(Dataset rows about figures)
********************

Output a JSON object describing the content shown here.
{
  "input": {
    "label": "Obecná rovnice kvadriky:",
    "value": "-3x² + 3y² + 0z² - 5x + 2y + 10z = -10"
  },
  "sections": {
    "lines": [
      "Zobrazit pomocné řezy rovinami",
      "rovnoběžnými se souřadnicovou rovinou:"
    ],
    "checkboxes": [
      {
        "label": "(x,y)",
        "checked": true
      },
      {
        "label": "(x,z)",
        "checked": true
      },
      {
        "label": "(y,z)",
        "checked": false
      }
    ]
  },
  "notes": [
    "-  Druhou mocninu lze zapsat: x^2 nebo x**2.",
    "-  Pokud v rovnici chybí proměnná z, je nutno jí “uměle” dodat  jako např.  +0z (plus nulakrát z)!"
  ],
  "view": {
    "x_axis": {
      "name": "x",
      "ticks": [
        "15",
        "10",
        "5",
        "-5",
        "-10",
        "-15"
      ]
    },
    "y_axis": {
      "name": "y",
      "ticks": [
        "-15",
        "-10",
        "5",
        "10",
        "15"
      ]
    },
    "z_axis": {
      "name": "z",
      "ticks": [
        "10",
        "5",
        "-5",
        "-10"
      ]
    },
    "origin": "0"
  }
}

********************

▸ **Directions**
Return every line from the records above that holds the word "label".

▸ **Response to this exercise**
    "label": "Obecná rovnice kvadriky:",
        "label": "(x,y)",
        "label": "(x,z)",
        "label": "(y,z)",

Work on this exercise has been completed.